═════ Records for processing

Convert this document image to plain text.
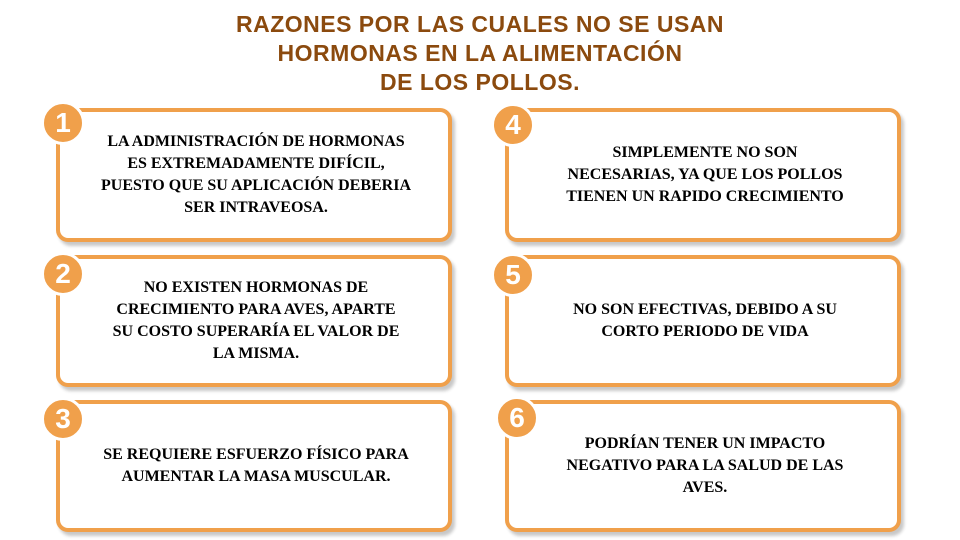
RAZONES POR LAS CUALES NO SE USAN
HORMONAS EN LA ALIMENTACIÓN
DE LOS POLLOS.
1
LA ADMINISTRACIÓN DE HORMONAS
ES EXTREMADAMENTE DIFÍCIL,
PUESTO QUE SU APLICACIÓN DEBERIA
SER INTRAVEOSA.
2	NO EXISTEN HORMONAS DE
CRECIMIENTO PARA AVES, APARTE
SU COSTO SUPERARÍA EL VALOR DE
LA MISMA.
3
SE REQUIERE ESFUERZO FÍSICO PARA
AUMENTAR LA MASA MUSCULAR.
4
SIMPLEMENTE NO SON
NECESARIAS, YA QUE LOS POLLOS
TIENEN UN RAPIDO CRECIMIENTO
5
NO SON EFECTIVAS, DEBIDO A SU
CORTO PERIODO DE VIDA
6
PODRÍAN TENER UN IMPACTO
NEGATIVO PARA LA SALUD DE LAS
AVES.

══════════

→ **Prompt**:
Drop the pictures and reproduce the rest of the entries above exactly.

→ **In response**:
Convert this document image to plain text.
RAZONES POR LAS CUALES NO SE USAN
HORMONAS EN LA ALIMENTACIÓN
DE LOS POLLOS.
1
LA ADMINISTRACIÓN DE HORMONAS
ES EXTREMADAMENTE DIFÍCIL,
PUESTO QUE SU APLICACIÓN DEBERIA
SER INTRAVEOSA.
2	NO EXISTEN HORMONAS DE
CRECIMIENTO PARA AVES, APARTE
SU COSTO SUPERARÍA EL VALOR DE
LA MISMA.
3
SE REQUIERE ESFUERZO FÍSICO PARA
AUMENTAR LA MASA MUSCULAR.
4
SIMPLEMENTE NO SON
NECESARIAS, YA QUE LOS POLLOS
TIENEN UN RAPIDO CRECIMIENTO
5
NO SON EFECTIVAS, DEBIDO A SU
CORTO PERIODO DE VIDA
6
PODRÍAN TENER UN IMPACTO
NEGATIVO PARA LA SALUD DE LAS
AVES.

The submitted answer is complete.